→ **Your instructions**:
Which lines hold the word "username"? Copy each one.

[Data entries]
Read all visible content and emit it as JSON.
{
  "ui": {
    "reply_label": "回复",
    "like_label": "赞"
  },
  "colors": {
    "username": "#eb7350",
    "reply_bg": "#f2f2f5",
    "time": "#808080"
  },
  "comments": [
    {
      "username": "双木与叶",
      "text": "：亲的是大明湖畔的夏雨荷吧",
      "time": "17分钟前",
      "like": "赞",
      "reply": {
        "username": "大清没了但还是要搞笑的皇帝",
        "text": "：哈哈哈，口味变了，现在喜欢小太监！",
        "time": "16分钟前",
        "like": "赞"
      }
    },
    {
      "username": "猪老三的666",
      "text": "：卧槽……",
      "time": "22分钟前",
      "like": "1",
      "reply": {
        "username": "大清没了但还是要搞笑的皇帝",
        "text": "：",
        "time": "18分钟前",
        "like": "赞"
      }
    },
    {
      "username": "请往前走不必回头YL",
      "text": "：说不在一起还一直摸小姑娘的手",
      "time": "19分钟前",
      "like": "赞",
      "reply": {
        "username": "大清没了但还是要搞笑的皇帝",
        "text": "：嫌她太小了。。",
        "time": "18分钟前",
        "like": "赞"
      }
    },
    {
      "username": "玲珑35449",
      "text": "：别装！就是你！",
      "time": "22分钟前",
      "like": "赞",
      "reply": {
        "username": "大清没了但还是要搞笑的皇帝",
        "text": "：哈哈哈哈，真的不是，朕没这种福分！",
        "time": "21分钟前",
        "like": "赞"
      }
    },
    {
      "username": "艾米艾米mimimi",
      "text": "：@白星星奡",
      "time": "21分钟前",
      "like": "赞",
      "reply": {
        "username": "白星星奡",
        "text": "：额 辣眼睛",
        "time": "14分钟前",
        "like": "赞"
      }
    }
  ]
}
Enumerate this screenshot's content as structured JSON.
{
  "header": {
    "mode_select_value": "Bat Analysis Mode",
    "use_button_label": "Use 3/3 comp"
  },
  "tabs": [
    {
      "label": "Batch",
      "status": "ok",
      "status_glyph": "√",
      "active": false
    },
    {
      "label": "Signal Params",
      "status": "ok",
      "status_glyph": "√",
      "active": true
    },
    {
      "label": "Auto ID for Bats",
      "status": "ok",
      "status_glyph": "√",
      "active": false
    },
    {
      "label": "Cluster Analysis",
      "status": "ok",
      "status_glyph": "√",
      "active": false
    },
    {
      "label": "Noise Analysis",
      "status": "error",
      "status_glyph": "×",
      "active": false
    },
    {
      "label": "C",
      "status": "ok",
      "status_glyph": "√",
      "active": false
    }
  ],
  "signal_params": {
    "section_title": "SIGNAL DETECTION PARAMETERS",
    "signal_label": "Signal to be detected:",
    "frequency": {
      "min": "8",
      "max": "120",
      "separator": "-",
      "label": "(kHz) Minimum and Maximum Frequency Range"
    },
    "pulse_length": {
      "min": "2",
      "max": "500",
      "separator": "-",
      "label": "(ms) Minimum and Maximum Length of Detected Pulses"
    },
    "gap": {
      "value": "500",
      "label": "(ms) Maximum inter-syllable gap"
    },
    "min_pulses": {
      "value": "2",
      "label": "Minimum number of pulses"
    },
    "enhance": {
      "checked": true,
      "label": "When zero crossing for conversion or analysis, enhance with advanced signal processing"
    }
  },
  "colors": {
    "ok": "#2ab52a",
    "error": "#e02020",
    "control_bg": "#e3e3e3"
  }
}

→ **In response**:
    "username": "#eb7350",
      "username": "双木与叶",
        "username": "大清没了但还是要搞笑的皇帝",
      "username": "猪老三的666",
        "username": "大清没了但还是要搞笑的皇帝",
      "username": "请往前走不必回头YL",
        "username": "大清没了但还是要搞笑的皇帝",
      "username": "玲珑35449",
        "username": "大清没了但还是要搞笑的皇帝",
      "username": "艾米艾米mimimi",
        "username": "白星星奡",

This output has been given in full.